- _Short problem_:
Reproduce everything in the listing from the line containing "- legend-item-steel-metallurgy-processing: Steel" down to the line containing "301, 969, 312]", including both of those lines, with no changes.

- _Data for this task_:
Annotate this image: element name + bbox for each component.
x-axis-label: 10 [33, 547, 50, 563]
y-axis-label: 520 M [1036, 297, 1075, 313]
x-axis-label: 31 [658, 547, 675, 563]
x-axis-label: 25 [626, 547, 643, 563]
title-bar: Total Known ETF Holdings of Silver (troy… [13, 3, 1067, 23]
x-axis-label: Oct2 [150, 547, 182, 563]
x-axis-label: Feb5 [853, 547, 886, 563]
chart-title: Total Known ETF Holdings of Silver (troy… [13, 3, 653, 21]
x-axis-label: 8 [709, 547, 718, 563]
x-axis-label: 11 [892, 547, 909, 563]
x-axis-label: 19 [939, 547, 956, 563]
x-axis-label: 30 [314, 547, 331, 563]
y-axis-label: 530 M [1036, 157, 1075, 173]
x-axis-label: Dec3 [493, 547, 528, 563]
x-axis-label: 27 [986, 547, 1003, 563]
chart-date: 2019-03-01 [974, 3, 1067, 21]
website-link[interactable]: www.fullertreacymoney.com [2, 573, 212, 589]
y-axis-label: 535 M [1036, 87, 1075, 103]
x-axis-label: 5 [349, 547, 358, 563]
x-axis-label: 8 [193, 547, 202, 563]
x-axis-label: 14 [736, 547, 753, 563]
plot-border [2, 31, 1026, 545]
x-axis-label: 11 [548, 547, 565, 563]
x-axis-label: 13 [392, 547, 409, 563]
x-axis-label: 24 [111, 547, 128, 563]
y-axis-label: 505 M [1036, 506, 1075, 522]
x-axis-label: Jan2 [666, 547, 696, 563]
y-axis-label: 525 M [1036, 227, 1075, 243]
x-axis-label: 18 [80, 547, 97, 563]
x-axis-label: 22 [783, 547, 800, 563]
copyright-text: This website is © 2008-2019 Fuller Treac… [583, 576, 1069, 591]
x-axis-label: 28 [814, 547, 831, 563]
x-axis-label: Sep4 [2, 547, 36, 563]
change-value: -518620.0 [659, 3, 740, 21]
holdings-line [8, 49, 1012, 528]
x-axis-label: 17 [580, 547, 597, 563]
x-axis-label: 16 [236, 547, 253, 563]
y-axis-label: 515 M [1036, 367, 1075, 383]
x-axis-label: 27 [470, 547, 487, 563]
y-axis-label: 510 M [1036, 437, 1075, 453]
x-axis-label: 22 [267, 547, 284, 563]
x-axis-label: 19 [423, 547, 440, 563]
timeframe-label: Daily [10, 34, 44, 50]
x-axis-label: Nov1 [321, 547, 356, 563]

==

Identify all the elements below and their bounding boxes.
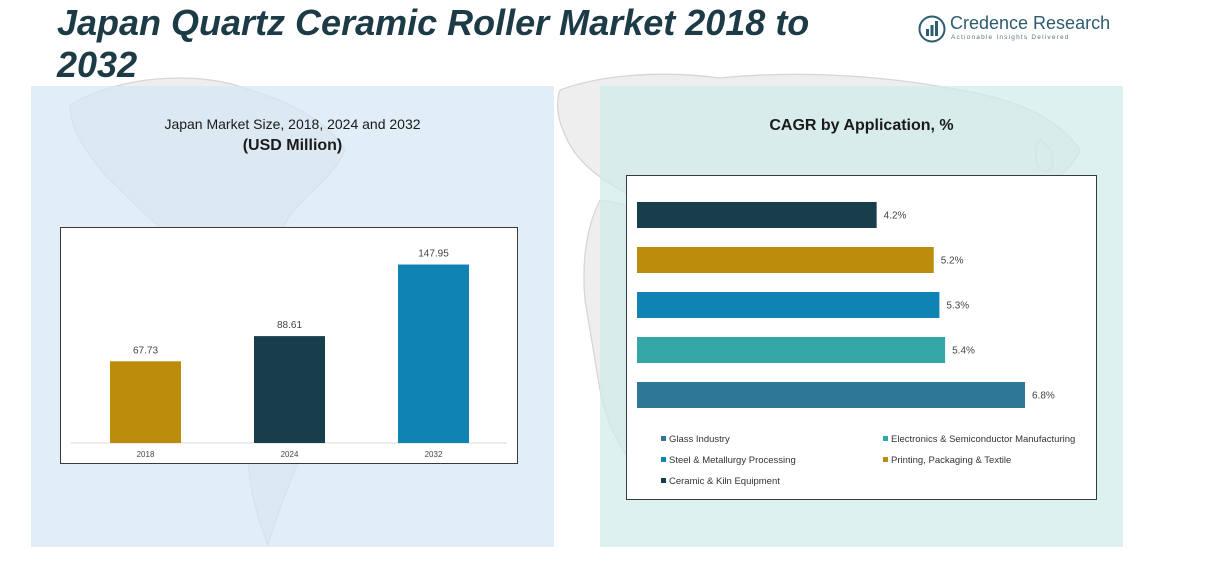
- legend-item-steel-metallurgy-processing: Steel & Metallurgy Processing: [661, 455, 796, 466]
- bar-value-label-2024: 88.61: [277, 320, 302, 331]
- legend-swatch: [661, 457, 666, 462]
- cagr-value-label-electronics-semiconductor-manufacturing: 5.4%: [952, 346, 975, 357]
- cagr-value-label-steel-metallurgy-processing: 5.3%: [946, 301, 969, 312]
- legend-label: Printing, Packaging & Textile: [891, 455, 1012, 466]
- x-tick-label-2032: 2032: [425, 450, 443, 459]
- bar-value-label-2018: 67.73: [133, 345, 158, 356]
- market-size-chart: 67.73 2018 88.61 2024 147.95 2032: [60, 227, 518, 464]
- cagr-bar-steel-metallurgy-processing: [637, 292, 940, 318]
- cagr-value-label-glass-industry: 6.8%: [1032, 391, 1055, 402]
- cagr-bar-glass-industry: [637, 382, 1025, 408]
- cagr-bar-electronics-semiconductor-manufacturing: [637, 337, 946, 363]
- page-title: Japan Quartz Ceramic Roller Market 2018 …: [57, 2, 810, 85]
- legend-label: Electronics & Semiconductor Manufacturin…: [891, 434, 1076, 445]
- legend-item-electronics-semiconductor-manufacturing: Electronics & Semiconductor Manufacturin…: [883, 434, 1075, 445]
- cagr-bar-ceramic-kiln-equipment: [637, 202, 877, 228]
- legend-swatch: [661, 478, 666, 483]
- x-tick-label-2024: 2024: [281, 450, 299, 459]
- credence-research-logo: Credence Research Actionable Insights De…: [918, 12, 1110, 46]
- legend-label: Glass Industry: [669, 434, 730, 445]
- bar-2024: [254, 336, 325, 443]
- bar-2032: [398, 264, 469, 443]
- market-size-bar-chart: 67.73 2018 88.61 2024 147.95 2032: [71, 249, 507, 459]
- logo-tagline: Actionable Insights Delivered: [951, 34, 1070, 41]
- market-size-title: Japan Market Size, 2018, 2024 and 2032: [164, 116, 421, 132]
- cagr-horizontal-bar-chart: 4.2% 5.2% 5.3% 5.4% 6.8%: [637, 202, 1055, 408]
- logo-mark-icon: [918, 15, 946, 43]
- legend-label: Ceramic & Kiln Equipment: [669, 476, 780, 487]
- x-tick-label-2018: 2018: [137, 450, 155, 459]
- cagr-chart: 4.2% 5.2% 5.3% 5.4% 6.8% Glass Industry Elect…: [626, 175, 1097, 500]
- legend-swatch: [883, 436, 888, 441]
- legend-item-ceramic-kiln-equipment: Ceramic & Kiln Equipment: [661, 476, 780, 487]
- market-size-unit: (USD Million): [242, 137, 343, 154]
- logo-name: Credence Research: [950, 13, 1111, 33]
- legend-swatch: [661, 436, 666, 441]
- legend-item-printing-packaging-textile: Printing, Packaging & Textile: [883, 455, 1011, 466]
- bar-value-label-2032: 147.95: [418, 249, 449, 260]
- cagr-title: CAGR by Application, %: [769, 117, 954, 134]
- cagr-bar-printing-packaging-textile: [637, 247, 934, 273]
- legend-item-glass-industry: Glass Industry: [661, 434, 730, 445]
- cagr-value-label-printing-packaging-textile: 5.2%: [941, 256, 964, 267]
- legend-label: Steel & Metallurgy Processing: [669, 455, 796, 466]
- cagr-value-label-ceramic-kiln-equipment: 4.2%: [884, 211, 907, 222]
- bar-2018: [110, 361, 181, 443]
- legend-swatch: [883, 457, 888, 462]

- _Exercise response_:
- legend-item-steel-metallurgy-processing: Steel & Metallurgy Processing: [661, 455, 796, 466]
- bar-value-label-2024: 88.61: [277, 320, 302, 331]
- legend-swatch: [661, 457, 666, 462]
- cagr-value-label-electronics-semiconductor-manufacturing: 5.4%: [952, 346, 975, 357]
- cagr-value-label-steel-metallurgy-processing: 5.3%: [946, 301, 969, 312]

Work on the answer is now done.